:: GIVEN TASK ::
Copy out each line featuring the string "marker" from the entries beneath.

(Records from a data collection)

------------------------

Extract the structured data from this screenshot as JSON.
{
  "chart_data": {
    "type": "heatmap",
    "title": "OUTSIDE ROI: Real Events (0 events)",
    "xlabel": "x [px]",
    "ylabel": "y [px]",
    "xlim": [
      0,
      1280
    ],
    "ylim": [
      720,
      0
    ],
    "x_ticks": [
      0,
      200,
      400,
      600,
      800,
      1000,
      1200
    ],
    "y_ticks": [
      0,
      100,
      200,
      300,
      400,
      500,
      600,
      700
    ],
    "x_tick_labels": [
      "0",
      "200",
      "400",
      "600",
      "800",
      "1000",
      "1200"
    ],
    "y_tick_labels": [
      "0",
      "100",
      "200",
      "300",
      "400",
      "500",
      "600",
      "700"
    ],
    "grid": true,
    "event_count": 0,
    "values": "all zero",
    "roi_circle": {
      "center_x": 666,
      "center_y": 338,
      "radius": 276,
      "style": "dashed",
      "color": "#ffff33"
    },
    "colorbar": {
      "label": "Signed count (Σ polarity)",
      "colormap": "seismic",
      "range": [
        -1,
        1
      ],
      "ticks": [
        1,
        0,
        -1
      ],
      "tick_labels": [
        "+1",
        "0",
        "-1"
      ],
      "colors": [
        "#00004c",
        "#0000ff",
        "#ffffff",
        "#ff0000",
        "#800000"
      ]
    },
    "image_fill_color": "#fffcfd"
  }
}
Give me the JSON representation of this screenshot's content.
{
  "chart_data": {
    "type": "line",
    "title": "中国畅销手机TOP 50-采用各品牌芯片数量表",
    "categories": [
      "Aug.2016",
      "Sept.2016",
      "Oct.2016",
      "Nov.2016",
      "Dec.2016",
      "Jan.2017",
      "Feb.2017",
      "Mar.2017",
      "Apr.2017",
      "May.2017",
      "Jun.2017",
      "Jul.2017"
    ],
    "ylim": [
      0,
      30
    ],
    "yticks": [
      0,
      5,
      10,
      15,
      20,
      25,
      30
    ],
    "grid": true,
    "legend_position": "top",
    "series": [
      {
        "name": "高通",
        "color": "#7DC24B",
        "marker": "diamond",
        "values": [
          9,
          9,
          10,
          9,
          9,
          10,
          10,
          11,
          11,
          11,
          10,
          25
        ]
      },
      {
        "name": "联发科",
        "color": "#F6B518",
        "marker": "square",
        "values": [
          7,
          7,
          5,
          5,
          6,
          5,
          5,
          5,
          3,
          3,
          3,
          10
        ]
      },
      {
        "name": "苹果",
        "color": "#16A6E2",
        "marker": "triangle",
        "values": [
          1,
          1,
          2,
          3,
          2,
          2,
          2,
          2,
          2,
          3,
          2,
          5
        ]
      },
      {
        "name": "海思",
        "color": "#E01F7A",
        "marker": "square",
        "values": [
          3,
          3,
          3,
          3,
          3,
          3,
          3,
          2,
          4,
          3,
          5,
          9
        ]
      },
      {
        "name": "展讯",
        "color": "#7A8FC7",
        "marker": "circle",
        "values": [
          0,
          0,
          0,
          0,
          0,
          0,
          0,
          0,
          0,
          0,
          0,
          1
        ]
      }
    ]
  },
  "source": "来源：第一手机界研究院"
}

------------------------

:: TASK ANSWER ::
        "marker": "diamond",
        "marker": "square",
        "marker": "triangle",
        "marker": "square",
        "marker": "circle",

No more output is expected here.